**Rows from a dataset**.
┌──

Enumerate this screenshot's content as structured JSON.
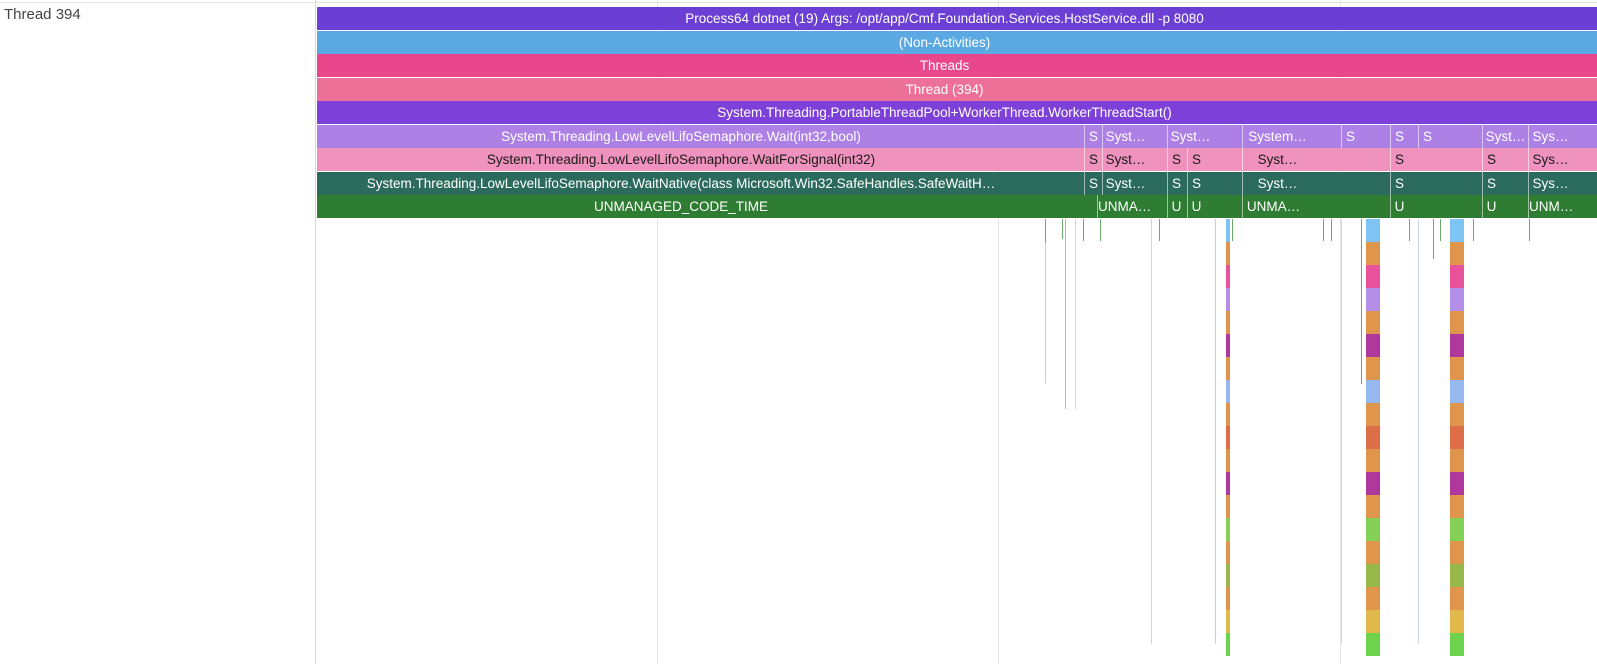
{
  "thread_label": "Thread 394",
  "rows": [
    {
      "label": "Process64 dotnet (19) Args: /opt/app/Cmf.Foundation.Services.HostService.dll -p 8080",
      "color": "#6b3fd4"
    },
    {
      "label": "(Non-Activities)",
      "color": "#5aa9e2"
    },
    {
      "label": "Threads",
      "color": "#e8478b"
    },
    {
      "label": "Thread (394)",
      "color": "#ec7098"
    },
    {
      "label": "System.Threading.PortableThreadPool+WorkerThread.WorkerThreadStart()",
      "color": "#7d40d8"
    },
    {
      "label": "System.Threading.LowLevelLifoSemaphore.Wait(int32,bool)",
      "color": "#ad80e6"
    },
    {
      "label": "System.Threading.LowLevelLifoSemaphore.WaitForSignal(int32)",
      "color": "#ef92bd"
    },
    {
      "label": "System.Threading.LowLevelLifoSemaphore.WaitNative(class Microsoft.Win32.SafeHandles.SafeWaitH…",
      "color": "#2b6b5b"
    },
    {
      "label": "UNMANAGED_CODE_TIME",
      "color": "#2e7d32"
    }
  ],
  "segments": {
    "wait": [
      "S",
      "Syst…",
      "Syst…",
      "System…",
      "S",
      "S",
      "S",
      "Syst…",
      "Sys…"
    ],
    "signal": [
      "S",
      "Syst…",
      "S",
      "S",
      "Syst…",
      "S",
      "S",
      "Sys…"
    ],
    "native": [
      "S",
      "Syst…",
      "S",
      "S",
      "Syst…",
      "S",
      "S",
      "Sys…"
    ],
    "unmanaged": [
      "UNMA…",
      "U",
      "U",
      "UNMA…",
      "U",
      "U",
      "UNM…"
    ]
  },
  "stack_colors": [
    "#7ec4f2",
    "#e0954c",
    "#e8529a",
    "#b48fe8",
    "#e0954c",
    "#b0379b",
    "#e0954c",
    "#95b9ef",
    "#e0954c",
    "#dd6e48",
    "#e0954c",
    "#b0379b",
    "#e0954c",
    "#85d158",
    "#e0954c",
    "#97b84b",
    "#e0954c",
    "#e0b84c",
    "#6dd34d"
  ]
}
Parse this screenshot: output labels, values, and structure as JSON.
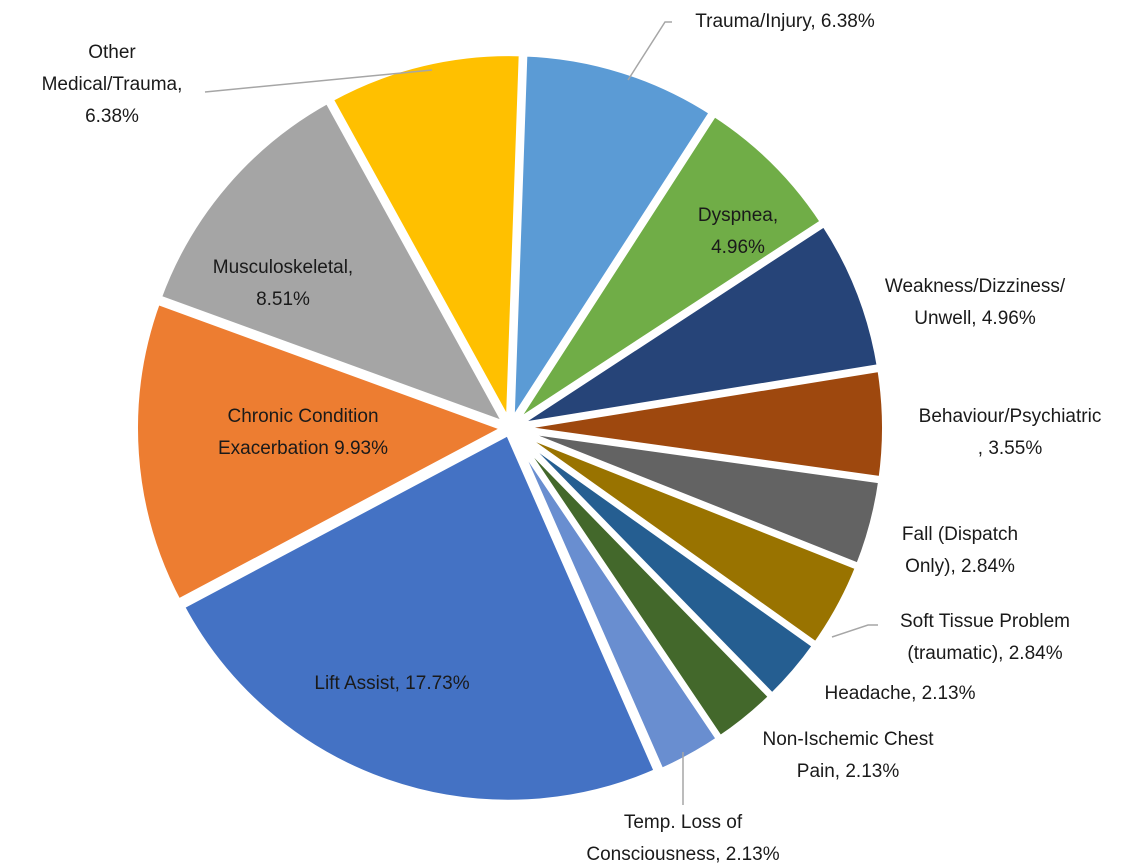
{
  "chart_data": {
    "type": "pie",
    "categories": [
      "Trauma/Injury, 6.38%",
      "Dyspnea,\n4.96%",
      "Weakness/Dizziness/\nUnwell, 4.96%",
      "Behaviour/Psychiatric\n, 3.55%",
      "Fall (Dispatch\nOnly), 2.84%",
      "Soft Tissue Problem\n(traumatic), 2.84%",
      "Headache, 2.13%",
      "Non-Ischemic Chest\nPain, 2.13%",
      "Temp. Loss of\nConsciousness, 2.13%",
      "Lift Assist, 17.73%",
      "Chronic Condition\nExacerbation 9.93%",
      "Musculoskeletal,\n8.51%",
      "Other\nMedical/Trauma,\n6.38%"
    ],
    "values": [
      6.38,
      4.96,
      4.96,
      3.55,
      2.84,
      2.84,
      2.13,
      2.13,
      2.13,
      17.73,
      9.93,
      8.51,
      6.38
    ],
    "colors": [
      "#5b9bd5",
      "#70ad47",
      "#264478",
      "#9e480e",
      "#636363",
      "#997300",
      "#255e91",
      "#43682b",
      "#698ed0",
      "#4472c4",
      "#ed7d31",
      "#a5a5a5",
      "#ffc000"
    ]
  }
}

└──
┌──

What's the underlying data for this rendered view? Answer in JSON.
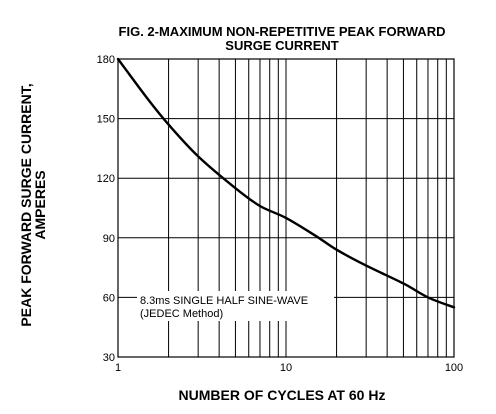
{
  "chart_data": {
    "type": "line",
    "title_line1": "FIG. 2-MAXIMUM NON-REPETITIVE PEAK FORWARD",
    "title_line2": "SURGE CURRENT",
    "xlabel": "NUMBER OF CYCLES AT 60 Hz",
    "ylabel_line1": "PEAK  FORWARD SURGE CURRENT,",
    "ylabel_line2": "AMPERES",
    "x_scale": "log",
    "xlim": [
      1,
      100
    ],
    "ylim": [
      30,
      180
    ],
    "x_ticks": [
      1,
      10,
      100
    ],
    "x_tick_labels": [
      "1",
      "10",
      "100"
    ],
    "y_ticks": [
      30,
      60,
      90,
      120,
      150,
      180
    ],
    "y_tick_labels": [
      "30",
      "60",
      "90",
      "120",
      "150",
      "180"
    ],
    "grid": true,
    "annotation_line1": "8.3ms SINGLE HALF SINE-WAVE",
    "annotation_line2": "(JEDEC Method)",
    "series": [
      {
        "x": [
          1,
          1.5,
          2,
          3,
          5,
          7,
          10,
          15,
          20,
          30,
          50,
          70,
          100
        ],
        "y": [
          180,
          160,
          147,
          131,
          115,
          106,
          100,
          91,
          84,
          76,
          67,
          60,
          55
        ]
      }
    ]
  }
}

└──

**Objective**.
In the entries above, find every line holding the word "LowLevelLifoSemaphore" and copy it out.

**Task response**.
      "label": "System.Threading.LowLevelLifoSemaphore.Wait(int32,bool)",
      "label": "System.Threading.LowLevelLifoSemaphore.WaitForSignal(int32)",
      "label": "System.Threading.LowLevelLifoSemaphore.WaitNative(class Microsoft.Win32.SafeHandles.SafeWaitH…",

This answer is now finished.